▶ _GIVEN EXERCISE_: Only the number is wanted: how many lines of these entries contain the word "document"?

(Data listing)
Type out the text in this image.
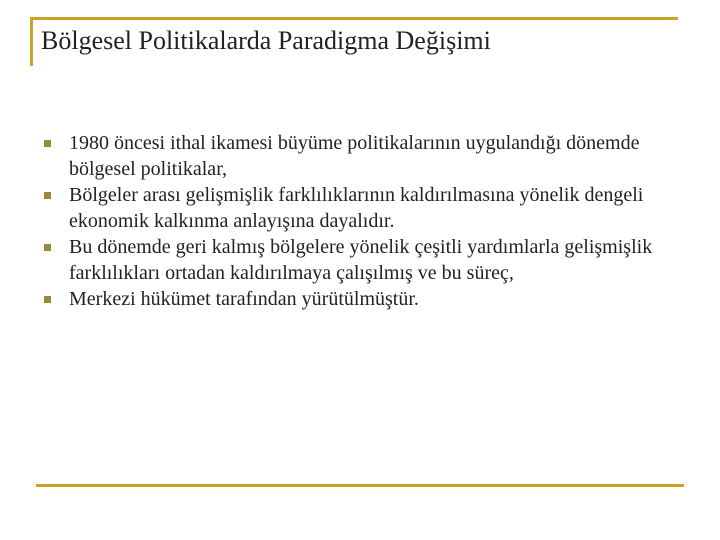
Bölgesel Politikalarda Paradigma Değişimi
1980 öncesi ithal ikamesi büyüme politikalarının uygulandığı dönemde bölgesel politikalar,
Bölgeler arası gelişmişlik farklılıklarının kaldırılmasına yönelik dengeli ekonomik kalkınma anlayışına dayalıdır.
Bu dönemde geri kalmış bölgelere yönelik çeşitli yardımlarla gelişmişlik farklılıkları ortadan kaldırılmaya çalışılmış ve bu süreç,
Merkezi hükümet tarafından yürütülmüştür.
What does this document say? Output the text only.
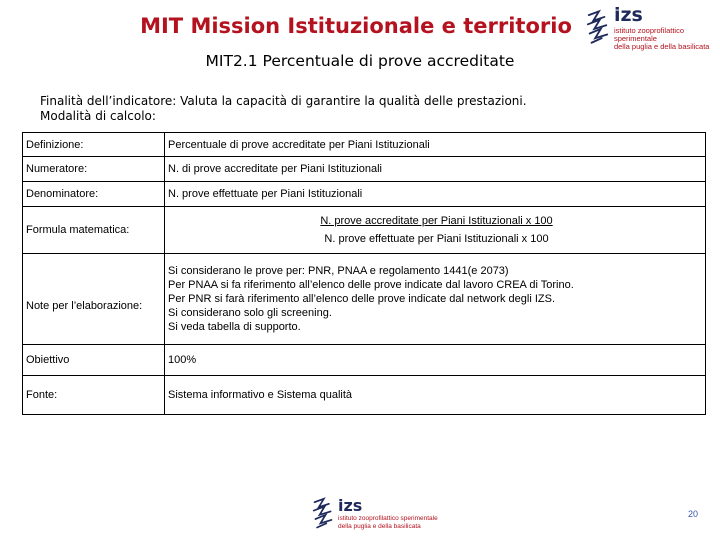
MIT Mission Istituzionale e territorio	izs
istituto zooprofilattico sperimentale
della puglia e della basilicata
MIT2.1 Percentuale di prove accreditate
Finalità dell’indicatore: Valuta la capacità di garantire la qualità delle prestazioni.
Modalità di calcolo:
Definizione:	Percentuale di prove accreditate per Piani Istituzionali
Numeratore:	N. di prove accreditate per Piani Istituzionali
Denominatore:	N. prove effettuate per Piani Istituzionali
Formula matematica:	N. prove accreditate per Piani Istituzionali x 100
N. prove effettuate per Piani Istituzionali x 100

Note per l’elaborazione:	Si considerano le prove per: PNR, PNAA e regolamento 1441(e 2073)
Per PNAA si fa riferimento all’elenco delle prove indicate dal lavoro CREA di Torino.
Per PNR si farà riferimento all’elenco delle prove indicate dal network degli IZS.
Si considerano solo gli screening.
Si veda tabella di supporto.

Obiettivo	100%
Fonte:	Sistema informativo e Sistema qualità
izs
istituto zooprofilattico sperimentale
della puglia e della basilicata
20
...
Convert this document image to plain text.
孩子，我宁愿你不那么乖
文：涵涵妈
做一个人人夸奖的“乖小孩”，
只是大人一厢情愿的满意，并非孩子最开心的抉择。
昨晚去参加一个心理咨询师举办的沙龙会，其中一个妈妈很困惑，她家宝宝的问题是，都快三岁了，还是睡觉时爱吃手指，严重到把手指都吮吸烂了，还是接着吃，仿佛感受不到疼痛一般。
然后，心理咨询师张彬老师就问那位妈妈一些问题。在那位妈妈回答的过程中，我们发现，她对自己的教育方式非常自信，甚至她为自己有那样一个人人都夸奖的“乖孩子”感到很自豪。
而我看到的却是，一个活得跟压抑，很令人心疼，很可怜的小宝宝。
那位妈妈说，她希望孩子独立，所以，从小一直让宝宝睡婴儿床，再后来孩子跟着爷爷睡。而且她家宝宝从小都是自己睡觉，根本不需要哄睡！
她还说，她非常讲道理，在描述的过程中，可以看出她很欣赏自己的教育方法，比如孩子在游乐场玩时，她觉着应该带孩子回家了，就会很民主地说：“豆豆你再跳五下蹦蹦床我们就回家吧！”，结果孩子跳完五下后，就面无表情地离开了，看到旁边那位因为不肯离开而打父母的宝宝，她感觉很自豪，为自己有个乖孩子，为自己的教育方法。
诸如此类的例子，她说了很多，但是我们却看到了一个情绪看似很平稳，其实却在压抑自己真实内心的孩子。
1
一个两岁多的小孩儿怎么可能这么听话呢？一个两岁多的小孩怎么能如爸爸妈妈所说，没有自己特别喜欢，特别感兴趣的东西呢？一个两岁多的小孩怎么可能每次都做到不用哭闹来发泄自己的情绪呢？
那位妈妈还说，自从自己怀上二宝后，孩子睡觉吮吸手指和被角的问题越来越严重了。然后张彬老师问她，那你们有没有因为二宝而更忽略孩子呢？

▶ _RESULT OF THE EXERCISE_: 2